> **TASK REQUIREMENTS**
Select, from the data, each line where "Google" occurs.
»»
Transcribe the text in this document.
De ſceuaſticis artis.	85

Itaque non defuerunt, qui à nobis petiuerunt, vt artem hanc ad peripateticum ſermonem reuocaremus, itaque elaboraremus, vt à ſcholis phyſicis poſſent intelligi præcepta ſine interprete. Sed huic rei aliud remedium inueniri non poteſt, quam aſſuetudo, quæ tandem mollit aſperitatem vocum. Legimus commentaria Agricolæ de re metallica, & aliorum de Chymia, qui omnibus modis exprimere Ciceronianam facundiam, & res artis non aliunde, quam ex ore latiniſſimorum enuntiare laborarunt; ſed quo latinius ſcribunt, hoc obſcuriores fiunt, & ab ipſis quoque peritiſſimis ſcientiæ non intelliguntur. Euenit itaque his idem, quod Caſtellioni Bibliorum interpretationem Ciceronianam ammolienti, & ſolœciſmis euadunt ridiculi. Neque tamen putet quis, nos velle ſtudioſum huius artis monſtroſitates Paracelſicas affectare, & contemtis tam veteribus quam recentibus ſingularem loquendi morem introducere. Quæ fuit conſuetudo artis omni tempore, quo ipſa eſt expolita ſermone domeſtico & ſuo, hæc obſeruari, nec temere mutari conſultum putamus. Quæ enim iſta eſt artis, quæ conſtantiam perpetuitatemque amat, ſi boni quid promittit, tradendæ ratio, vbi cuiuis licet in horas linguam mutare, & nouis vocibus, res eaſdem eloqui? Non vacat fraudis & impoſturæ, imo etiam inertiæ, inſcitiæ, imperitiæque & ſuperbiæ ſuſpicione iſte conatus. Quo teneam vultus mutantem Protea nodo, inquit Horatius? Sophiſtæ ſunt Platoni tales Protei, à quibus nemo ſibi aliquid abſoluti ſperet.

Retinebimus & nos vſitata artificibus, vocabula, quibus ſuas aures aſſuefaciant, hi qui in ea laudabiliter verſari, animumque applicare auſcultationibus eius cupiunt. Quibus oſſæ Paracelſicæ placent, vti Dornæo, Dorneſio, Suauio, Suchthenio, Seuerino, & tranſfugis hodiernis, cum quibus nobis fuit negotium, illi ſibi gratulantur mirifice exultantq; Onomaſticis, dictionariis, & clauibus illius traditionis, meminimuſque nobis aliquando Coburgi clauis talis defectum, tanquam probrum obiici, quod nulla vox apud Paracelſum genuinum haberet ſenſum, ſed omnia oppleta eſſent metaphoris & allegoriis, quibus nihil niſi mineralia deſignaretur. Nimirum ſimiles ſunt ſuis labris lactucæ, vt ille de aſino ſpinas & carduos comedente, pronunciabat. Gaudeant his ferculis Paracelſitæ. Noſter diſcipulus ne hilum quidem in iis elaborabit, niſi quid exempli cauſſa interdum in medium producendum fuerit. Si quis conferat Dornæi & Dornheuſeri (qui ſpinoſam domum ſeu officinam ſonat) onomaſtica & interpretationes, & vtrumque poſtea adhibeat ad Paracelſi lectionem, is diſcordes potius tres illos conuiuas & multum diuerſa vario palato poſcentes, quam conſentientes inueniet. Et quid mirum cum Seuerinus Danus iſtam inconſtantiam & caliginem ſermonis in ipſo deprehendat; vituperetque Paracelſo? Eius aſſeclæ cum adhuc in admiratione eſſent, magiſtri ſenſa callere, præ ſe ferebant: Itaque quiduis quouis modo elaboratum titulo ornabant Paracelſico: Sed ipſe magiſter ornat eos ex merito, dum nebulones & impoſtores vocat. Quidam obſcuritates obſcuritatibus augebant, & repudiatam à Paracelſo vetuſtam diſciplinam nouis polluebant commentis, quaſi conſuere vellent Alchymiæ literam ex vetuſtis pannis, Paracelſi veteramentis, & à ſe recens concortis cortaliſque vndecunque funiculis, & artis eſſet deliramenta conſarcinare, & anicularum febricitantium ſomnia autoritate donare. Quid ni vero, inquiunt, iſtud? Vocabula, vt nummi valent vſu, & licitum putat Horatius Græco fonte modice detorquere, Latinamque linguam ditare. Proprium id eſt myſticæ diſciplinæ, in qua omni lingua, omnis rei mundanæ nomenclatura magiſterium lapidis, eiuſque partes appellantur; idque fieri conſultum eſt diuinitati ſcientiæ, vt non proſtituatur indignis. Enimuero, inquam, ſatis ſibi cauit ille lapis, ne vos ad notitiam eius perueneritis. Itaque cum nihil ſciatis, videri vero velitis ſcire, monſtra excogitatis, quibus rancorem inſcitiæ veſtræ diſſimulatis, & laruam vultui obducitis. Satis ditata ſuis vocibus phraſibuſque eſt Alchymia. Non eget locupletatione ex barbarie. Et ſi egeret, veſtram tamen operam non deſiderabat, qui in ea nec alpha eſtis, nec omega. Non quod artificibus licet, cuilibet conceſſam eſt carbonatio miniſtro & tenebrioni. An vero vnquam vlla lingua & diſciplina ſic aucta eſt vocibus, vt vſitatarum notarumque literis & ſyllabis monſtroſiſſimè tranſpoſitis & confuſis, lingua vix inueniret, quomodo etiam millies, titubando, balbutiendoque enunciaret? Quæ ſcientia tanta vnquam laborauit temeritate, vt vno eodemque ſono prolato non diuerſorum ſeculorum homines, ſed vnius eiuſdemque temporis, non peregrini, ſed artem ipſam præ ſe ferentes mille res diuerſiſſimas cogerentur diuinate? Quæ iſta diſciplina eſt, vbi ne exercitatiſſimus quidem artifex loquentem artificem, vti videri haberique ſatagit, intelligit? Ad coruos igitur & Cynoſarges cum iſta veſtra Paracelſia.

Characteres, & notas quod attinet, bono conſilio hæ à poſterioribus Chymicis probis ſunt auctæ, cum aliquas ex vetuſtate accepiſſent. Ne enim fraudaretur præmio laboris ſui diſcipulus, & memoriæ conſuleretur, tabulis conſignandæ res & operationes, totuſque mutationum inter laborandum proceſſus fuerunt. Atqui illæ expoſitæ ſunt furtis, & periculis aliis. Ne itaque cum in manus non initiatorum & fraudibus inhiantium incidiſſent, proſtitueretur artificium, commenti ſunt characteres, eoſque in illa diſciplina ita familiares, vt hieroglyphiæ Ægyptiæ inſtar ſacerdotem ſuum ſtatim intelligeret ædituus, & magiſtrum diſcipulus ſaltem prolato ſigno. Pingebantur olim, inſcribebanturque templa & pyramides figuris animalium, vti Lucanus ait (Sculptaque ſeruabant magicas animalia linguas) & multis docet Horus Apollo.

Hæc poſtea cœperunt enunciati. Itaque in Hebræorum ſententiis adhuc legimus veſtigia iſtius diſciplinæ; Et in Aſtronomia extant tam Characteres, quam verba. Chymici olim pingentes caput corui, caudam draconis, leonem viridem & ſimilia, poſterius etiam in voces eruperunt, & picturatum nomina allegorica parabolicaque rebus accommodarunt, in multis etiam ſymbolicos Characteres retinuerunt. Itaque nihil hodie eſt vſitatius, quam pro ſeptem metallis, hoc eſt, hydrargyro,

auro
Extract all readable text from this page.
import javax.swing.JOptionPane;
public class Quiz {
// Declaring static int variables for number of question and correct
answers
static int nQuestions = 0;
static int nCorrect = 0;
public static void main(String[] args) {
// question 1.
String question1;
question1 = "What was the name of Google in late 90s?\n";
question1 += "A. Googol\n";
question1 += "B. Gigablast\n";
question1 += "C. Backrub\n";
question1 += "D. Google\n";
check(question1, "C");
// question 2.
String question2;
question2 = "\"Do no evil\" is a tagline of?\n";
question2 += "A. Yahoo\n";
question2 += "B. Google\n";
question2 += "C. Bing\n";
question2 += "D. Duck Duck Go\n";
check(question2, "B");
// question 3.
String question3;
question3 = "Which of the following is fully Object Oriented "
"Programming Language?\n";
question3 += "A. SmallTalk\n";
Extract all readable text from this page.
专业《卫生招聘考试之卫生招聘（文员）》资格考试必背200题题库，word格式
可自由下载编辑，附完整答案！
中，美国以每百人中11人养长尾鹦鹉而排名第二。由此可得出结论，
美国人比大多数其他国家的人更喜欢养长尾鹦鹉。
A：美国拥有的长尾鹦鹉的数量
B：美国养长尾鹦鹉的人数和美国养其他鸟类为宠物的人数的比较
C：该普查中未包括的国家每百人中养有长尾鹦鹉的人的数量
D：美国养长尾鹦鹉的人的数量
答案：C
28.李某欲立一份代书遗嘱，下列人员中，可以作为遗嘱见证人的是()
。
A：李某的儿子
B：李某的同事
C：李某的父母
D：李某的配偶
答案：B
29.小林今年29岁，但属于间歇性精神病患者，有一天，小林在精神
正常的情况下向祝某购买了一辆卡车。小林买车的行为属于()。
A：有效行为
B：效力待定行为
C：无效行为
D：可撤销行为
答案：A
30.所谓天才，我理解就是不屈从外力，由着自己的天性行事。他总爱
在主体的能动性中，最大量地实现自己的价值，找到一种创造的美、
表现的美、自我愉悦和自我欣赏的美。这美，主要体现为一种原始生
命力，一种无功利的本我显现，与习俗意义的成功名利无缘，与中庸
««
> **REPLY TO THE EXERCISE**
question1 = "What was the name of Google in late 90s?\n";
question1 += "D. Google\n";
question2 += "B. Google\n";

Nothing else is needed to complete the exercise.